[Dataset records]
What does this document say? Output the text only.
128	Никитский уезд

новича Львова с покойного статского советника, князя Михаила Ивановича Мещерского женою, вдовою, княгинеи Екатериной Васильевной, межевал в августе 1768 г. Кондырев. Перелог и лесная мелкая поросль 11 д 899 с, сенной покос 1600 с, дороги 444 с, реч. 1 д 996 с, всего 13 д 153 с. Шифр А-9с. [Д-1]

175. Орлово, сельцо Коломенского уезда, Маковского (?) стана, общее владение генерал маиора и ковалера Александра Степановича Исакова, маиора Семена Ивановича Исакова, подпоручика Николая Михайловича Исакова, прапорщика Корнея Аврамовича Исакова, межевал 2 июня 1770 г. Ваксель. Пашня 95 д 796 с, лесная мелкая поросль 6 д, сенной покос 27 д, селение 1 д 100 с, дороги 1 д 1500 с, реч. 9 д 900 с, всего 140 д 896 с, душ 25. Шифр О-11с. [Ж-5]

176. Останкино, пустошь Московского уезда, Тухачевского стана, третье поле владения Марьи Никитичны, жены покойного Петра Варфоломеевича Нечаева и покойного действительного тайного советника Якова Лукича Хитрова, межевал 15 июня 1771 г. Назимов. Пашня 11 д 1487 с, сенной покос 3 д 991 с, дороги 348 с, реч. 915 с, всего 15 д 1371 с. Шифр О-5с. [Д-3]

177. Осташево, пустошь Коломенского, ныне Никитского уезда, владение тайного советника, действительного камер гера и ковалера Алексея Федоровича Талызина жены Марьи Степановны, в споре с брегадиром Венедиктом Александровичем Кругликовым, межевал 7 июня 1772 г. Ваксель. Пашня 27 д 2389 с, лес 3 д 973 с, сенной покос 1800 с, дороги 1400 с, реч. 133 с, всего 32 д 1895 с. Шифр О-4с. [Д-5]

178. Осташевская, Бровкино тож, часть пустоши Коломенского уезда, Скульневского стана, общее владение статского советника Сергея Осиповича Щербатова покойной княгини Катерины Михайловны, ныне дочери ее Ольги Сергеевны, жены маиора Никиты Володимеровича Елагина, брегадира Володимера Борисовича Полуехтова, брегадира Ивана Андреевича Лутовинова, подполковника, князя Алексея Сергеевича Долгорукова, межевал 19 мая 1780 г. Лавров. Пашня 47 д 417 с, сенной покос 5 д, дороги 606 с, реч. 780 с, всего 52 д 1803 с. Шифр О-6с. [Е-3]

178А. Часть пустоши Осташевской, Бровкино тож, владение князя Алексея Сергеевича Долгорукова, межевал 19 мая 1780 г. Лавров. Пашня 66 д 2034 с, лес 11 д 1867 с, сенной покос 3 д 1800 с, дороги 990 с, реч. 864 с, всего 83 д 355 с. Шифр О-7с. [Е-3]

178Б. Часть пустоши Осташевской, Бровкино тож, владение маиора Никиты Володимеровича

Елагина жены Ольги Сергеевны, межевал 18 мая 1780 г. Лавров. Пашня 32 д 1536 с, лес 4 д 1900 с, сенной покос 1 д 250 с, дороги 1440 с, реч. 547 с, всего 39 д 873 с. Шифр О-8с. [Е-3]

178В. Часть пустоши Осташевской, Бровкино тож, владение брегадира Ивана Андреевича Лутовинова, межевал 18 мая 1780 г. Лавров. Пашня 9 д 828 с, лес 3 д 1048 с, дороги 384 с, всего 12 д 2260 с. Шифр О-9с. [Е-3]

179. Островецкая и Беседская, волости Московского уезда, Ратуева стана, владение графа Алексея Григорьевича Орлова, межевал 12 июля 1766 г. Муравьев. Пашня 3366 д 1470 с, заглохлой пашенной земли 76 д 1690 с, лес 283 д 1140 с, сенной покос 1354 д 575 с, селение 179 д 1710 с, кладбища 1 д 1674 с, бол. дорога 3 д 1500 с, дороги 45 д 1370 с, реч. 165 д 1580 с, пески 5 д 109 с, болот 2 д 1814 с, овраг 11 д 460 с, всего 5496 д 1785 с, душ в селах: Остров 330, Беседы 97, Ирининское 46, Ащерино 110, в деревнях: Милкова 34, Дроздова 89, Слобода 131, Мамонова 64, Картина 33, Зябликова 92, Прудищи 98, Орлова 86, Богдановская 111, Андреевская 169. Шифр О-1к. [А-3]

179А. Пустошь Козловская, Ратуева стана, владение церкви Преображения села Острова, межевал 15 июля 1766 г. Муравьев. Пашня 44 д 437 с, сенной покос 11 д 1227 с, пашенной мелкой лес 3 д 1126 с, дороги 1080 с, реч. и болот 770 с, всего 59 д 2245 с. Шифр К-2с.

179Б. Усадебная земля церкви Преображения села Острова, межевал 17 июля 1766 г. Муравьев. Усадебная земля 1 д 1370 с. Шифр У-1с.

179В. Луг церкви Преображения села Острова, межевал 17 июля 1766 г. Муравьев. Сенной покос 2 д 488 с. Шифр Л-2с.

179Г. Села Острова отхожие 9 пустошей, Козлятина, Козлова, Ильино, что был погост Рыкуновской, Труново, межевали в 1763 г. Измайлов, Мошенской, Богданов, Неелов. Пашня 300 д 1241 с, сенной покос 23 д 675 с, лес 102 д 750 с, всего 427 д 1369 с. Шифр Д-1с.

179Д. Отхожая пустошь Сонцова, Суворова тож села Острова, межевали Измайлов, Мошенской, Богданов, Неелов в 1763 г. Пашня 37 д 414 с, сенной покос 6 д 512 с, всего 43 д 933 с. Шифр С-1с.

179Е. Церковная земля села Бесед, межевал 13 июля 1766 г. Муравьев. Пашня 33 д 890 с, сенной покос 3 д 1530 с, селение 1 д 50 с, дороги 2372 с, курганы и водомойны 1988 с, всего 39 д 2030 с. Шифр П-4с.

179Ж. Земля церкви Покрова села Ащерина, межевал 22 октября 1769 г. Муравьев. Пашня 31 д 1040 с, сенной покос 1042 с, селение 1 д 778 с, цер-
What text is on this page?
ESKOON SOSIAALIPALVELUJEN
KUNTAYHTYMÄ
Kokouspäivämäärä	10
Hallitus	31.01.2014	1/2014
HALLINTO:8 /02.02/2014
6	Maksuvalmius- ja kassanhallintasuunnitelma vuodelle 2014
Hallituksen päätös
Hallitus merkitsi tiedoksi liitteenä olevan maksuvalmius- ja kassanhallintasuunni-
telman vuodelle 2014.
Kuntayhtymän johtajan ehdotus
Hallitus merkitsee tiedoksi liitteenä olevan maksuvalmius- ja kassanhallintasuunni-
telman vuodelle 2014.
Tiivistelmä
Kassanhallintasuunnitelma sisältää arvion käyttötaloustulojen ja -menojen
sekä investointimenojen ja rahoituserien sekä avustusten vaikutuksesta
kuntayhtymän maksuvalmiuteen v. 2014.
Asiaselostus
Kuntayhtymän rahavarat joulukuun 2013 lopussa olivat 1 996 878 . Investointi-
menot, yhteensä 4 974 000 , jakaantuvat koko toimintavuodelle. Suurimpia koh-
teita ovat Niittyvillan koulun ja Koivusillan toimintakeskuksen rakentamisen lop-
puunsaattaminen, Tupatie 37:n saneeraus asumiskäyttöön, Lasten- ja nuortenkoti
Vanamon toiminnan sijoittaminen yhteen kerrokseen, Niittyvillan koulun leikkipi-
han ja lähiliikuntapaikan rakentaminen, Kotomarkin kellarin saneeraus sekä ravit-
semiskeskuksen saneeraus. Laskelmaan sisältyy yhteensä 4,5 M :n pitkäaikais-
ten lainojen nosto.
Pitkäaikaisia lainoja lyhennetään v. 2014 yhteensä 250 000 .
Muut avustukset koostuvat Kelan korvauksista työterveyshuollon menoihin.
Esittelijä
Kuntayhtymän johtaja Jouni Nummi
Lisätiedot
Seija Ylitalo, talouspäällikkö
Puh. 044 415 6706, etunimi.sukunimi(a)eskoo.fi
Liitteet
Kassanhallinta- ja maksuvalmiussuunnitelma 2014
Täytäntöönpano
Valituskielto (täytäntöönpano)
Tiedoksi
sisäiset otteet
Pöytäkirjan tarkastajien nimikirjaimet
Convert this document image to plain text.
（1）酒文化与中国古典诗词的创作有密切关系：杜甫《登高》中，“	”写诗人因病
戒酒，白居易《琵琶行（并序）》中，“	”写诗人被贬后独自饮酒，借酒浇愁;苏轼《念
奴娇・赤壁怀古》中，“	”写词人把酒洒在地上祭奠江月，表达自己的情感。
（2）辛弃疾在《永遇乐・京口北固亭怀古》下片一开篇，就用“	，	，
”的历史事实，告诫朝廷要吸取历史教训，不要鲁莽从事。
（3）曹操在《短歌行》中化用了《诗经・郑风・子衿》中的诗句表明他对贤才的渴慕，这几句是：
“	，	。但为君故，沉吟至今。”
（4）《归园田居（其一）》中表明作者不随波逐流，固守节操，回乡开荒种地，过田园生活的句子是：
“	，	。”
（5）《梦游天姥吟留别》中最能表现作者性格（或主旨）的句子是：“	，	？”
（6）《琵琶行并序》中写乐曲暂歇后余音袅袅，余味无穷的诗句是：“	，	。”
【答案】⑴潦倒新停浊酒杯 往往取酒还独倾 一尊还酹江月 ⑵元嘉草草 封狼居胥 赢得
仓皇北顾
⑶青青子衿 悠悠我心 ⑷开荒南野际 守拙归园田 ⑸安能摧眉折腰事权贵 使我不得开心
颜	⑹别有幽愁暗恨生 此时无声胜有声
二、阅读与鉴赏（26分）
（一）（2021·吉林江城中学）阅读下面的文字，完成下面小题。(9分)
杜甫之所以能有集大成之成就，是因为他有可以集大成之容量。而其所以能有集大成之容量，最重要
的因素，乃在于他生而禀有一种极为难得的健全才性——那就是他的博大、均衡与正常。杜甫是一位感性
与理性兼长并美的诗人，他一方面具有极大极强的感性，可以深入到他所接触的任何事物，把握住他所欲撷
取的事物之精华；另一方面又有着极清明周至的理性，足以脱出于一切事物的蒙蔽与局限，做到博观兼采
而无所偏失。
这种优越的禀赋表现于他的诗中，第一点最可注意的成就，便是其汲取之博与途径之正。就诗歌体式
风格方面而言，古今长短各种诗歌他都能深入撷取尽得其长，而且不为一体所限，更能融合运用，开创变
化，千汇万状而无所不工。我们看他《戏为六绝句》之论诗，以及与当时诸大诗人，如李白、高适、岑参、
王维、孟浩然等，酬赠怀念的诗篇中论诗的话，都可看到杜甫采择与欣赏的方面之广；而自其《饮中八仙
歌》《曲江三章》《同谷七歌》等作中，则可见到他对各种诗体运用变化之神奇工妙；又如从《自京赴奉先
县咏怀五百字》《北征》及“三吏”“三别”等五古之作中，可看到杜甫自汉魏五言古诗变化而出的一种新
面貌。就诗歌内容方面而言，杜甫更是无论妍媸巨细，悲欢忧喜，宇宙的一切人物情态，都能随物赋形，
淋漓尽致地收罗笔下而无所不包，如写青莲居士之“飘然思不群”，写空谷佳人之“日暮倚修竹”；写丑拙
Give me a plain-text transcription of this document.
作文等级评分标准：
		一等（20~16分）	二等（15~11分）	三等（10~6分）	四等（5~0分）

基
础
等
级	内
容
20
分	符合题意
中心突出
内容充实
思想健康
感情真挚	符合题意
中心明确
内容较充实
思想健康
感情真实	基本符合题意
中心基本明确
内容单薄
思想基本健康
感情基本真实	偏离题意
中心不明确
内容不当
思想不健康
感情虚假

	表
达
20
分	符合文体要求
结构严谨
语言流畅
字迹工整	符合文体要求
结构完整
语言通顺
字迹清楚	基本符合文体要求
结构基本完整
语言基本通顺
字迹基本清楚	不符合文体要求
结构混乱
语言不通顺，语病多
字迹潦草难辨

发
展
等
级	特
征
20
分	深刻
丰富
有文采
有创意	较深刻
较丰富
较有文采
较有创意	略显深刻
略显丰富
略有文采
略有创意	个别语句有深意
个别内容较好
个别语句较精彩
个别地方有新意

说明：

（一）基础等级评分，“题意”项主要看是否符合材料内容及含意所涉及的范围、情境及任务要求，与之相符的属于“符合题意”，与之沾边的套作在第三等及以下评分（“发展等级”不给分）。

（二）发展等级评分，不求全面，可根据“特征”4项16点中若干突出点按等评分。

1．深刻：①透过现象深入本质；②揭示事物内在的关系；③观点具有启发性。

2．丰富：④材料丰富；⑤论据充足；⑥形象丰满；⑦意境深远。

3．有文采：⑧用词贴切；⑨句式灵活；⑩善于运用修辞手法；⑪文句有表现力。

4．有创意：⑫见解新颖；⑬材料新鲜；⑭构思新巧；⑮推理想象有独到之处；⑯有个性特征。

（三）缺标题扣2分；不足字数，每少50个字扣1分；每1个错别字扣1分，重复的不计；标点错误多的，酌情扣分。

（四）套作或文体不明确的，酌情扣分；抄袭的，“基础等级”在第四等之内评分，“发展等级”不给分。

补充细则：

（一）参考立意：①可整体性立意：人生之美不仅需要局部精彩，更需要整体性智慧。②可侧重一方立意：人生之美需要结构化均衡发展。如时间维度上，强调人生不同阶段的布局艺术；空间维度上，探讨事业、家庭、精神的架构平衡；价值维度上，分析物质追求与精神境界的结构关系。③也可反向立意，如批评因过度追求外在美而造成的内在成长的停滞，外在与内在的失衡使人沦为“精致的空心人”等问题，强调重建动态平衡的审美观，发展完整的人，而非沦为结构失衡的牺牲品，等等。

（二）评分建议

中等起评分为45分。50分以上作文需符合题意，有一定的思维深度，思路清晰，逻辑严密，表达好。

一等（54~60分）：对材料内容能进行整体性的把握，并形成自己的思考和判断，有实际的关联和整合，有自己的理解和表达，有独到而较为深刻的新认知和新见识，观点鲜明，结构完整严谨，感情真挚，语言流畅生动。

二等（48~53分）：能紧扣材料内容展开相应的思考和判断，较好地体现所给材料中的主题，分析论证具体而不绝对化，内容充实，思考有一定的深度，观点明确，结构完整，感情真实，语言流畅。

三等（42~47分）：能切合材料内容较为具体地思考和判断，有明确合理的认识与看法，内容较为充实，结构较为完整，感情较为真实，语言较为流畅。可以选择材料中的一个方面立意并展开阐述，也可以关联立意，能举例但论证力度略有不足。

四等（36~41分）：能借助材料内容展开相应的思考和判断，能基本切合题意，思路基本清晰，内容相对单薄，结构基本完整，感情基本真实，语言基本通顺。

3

▶ Goal of the exercise
Show every line from the entries above in which the word "Hallitus" appears.

▶ The reply
Hallitus	31.01.2014	1/2014
Hallitus merkitsi tiedoksi liitteenä olevan maksuvalmius- ja kassanhallintasuunni-
Hallitus merkitsee tiedoksi liitteenä olevan maksuvalmius- ja kassanhallintasuunni-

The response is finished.